#### Provided entries ####

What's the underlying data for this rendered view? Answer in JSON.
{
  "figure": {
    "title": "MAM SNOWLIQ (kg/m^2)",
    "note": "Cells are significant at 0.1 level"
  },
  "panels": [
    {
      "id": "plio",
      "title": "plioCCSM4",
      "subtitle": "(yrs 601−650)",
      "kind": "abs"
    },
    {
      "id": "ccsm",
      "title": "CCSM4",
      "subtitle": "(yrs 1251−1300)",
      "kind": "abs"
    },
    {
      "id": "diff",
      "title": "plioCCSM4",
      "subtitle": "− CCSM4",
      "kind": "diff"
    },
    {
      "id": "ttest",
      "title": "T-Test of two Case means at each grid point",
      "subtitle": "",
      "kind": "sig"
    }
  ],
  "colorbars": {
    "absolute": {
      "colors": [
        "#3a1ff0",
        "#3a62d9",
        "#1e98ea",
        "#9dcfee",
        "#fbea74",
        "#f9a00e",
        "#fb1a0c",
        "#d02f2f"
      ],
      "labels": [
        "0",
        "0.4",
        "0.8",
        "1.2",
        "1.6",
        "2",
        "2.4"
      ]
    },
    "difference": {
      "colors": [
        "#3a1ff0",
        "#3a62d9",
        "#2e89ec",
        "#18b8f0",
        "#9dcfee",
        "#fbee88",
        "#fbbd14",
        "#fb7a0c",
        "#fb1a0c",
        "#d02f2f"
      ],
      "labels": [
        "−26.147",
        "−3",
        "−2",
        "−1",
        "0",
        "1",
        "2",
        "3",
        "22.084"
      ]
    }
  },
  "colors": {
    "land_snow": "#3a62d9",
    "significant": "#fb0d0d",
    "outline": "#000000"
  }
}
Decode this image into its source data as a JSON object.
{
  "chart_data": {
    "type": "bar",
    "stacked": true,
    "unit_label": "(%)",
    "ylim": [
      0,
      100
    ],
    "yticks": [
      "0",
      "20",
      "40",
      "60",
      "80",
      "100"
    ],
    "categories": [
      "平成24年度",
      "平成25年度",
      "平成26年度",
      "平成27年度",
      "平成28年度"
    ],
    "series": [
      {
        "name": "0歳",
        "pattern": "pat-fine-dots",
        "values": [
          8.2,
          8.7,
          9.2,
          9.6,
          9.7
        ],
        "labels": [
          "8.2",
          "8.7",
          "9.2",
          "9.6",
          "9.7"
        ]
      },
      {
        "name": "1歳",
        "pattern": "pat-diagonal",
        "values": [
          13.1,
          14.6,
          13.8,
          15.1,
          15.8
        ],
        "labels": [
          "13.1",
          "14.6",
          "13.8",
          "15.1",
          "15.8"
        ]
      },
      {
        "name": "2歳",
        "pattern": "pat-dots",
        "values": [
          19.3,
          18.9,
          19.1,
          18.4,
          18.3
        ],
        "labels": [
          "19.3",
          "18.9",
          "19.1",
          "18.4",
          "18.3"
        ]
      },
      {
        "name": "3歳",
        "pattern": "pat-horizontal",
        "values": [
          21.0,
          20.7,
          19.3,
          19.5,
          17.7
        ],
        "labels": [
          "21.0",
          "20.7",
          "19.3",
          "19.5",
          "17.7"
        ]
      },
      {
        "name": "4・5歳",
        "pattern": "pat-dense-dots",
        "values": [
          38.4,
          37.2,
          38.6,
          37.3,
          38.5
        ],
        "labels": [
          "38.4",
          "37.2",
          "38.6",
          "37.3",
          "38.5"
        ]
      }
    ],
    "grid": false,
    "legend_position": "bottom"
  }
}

####

→ What is asked: Above are some records. Report the number of their lines that include "pattern", and add nothing else.

→ Solution: 5